> **DATA FOR THIS EXERCISE**:

↓

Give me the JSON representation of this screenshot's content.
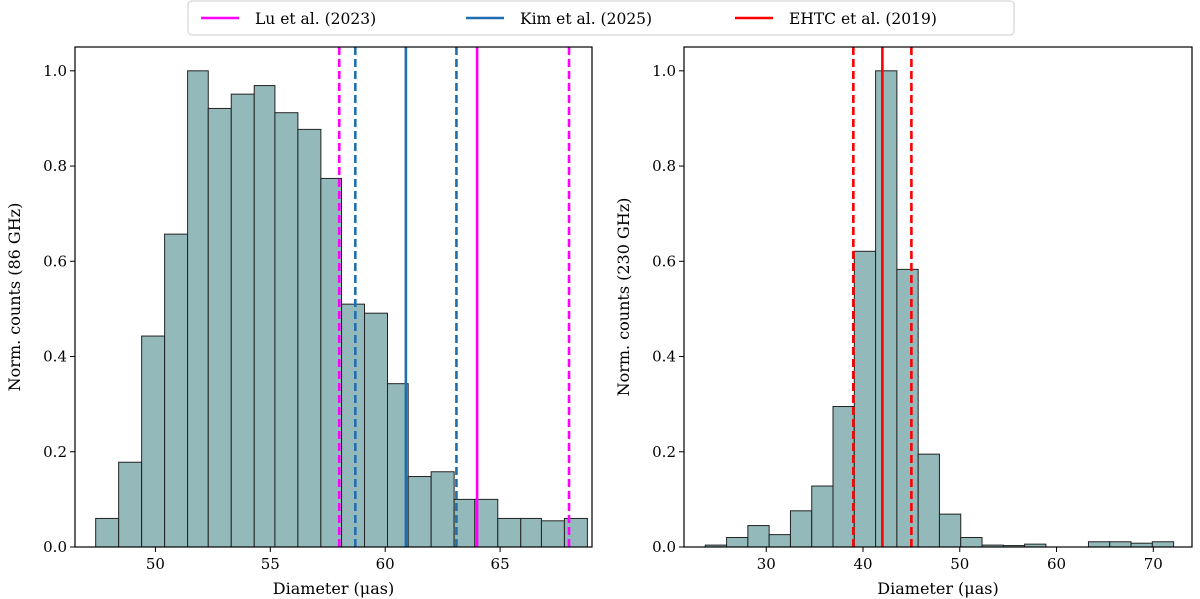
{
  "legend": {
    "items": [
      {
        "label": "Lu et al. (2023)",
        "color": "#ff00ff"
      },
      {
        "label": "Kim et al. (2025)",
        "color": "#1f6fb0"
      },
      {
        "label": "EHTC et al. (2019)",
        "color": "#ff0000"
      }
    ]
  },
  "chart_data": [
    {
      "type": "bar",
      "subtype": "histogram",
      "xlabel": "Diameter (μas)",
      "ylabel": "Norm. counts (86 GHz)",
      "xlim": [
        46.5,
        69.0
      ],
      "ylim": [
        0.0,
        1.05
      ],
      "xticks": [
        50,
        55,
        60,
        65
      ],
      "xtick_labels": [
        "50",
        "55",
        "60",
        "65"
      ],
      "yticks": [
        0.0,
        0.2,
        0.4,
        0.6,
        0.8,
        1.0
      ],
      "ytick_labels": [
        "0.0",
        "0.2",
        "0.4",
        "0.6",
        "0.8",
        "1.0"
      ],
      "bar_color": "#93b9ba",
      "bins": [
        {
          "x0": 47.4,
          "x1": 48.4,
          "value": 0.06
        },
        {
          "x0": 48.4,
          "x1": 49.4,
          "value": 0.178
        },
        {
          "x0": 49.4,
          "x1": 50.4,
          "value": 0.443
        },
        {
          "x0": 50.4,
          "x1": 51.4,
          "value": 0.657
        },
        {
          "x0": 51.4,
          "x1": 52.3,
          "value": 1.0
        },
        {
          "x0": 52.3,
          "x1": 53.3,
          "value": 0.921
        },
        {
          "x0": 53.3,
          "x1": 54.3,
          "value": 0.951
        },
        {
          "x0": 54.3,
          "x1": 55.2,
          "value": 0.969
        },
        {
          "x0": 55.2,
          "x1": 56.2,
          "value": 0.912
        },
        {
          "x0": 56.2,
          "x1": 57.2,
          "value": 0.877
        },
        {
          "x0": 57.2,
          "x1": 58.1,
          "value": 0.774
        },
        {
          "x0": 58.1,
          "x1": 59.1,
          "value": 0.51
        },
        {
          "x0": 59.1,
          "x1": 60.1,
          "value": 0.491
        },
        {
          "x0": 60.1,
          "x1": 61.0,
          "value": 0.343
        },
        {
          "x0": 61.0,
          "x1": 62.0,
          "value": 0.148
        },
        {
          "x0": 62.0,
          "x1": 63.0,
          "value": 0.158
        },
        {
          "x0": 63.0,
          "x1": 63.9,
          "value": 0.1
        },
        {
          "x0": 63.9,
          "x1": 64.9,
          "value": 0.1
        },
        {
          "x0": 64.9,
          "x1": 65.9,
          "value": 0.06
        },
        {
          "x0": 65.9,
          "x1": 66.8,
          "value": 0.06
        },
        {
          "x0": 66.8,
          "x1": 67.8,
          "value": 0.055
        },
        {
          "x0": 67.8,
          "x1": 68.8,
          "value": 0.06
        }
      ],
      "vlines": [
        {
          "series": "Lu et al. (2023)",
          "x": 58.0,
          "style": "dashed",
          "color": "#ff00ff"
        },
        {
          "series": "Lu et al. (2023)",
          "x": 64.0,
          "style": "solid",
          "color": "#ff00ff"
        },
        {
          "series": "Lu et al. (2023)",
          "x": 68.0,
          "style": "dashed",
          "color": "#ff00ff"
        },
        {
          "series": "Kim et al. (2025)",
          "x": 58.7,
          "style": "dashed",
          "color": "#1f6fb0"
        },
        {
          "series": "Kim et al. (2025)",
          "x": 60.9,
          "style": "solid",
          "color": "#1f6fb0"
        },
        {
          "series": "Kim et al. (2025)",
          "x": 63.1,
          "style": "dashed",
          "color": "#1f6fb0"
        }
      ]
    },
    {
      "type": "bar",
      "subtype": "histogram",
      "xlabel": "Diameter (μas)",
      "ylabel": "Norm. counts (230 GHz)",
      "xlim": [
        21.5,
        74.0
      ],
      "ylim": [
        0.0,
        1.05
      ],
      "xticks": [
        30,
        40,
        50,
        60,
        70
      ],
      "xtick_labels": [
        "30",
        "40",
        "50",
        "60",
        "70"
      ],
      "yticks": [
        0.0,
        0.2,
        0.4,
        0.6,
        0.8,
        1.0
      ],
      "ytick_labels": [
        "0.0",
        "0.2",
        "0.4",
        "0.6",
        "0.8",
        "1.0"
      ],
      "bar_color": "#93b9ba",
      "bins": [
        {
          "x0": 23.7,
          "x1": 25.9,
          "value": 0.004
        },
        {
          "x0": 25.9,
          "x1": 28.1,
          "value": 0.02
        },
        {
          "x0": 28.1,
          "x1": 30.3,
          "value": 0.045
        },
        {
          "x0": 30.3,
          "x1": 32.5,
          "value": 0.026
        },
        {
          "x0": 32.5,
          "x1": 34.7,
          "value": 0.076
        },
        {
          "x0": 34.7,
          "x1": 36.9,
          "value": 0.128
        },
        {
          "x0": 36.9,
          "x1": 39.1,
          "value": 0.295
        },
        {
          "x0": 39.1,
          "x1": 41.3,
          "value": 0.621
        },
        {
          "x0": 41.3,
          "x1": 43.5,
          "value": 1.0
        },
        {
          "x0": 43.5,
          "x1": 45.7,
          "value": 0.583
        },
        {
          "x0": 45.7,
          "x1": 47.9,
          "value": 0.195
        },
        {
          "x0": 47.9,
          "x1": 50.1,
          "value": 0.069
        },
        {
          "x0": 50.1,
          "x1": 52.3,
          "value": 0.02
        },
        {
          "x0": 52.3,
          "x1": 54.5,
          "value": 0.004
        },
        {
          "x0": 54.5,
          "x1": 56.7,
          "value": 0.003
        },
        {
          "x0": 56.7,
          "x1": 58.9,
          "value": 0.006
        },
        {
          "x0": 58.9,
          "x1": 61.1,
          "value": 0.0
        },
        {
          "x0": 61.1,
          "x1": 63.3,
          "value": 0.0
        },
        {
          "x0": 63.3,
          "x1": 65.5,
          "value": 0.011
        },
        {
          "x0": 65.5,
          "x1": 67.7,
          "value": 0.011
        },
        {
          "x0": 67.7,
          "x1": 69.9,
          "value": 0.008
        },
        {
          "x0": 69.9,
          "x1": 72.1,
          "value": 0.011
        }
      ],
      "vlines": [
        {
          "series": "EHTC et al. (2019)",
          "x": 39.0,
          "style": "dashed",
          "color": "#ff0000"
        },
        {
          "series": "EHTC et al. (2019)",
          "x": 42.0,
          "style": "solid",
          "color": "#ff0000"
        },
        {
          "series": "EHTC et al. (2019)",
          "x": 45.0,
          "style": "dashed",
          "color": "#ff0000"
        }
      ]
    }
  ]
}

↑
↓

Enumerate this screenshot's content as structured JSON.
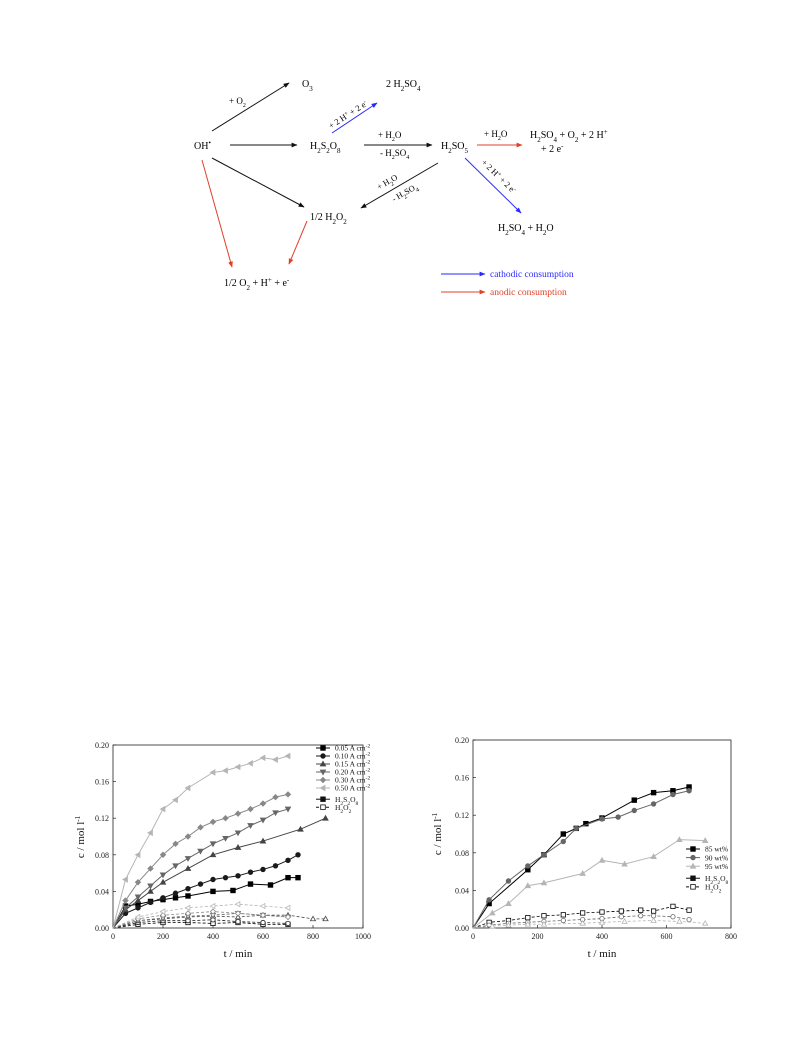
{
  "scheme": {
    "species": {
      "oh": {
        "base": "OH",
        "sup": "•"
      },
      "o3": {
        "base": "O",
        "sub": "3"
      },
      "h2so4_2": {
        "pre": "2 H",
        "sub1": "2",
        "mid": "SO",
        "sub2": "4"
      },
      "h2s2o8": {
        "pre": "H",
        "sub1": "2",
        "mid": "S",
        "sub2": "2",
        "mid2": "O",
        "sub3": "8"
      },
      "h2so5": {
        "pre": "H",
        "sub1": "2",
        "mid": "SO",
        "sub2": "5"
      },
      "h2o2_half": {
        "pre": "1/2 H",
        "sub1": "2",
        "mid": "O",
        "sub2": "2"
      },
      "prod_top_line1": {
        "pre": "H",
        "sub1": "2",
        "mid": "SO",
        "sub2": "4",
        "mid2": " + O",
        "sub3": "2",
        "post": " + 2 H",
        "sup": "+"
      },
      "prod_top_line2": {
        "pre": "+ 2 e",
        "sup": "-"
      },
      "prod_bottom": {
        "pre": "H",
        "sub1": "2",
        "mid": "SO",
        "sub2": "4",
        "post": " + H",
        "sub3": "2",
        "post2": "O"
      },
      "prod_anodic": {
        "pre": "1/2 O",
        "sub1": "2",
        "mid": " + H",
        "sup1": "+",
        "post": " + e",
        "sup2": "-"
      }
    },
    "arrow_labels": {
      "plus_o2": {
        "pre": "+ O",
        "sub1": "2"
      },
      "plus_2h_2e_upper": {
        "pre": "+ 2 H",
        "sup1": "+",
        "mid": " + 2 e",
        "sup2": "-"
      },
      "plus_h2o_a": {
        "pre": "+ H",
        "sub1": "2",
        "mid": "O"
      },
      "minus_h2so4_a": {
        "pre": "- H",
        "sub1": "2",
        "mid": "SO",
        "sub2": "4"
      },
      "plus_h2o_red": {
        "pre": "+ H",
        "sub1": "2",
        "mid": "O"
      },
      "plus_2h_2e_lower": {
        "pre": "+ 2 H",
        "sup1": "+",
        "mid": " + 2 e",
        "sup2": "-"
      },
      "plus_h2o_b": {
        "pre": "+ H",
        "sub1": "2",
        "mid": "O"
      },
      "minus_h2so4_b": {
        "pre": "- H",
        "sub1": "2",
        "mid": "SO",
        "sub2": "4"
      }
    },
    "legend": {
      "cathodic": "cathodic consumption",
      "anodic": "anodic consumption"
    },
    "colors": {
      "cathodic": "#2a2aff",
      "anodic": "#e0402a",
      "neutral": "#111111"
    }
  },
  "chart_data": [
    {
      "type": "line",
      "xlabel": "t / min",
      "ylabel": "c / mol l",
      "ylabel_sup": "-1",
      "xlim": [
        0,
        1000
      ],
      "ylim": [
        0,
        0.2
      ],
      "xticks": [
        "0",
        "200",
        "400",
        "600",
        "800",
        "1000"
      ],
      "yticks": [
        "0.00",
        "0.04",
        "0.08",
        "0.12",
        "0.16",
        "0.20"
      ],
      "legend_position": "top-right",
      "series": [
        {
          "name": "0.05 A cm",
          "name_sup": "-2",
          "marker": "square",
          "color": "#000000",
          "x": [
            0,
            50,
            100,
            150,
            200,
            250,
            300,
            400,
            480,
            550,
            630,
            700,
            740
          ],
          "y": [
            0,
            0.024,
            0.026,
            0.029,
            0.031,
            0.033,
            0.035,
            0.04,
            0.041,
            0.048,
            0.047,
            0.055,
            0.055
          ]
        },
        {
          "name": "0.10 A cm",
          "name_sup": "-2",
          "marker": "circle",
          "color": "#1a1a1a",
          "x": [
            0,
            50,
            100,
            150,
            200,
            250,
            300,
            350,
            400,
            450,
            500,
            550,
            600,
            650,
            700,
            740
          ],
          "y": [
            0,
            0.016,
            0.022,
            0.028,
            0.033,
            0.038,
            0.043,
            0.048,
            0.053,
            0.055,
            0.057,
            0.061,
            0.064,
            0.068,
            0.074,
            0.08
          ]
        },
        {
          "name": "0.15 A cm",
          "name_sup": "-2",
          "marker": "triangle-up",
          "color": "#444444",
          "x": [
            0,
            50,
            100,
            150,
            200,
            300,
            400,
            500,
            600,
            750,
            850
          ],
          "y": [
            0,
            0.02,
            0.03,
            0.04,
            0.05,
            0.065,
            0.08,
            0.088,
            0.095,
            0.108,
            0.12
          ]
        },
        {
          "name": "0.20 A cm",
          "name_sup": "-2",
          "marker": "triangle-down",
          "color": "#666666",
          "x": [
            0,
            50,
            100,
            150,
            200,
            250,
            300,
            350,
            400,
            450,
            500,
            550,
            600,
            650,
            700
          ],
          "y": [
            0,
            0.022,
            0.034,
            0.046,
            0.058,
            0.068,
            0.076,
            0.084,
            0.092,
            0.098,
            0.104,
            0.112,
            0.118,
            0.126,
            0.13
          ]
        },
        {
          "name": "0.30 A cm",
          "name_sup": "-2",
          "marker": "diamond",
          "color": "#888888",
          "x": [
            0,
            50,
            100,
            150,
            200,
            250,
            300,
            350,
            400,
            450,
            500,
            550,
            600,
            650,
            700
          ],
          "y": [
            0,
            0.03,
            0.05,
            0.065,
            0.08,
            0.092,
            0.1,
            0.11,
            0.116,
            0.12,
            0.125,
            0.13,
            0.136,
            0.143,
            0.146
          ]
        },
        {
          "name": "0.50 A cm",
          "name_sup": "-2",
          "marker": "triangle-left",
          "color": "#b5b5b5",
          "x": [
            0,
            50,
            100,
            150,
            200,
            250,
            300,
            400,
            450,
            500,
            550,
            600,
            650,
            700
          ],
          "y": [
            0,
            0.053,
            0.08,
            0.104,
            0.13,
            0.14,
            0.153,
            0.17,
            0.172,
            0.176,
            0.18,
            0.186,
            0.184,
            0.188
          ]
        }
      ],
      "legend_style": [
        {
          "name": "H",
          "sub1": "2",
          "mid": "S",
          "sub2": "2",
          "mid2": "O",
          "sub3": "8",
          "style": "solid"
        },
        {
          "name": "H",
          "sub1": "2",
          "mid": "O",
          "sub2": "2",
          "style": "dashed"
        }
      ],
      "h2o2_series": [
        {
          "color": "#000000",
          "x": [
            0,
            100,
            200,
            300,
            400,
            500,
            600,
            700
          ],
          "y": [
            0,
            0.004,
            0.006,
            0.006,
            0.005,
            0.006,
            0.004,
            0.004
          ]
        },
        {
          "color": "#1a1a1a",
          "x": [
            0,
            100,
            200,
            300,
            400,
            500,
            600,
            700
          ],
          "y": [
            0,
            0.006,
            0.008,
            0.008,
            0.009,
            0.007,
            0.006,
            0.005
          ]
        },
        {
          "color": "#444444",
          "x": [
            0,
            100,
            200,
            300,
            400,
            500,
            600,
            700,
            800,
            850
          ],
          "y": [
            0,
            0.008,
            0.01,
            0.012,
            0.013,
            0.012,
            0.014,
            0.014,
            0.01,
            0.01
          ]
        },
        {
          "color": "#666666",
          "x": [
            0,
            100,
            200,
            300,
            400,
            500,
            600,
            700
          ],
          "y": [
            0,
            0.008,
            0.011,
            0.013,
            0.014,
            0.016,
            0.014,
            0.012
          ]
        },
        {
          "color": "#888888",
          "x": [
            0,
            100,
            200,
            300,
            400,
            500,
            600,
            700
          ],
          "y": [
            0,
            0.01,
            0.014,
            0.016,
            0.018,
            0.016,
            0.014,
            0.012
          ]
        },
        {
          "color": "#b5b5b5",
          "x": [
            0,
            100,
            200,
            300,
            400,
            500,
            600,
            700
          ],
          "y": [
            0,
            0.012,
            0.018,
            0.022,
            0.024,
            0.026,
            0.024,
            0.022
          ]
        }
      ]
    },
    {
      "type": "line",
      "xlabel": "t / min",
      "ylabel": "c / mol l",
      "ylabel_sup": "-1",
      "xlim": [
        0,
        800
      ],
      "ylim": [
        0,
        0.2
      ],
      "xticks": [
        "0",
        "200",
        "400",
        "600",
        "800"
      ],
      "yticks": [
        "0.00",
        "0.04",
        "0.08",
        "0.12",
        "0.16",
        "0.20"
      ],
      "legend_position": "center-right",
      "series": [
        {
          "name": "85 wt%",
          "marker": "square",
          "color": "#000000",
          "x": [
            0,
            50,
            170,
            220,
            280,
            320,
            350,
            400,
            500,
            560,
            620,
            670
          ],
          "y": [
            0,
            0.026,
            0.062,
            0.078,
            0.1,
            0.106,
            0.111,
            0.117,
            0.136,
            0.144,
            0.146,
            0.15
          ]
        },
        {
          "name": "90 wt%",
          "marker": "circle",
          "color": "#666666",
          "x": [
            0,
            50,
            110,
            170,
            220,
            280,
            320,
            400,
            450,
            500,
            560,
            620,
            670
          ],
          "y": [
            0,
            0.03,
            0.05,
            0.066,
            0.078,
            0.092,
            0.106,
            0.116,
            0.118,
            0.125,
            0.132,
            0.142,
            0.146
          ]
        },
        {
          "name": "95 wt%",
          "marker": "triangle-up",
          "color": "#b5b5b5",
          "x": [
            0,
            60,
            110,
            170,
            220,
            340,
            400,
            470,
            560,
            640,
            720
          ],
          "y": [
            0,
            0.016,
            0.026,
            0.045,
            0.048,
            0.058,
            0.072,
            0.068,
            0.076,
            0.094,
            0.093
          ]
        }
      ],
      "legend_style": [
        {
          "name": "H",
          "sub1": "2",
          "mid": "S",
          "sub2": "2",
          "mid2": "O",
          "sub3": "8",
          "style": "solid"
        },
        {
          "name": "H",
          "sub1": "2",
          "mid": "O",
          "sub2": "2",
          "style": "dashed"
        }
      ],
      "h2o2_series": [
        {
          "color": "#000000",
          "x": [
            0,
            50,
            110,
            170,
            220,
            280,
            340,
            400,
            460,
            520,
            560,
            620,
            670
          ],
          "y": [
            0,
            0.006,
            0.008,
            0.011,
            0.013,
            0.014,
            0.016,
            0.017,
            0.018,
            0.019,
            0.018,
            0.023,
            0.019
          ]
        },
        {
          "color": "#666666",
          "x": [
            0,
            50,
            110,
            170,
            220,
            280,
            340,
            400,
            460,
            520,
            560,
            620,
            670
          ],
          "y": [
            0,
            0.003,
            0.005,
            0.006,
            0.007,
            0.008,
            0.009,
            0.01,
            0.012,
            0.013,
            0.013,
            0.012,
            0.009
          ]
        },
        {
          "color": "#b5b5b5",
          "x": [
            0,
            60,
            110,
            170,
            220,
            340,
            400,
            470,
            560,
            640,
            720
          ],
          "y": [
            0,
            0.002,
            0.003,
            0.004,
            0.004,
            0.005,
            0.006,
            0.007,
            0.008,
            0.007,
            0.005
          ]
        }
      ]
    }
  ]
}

↑

> **WHAT IS NEEDED**:
Isolate the lines above that contain the word "content" and copy them.

> **ANSWER FOR THE TASK**:
Give me the JSON representation of this screenshot's content.
Enumerate this screenshot's content as structured JSON.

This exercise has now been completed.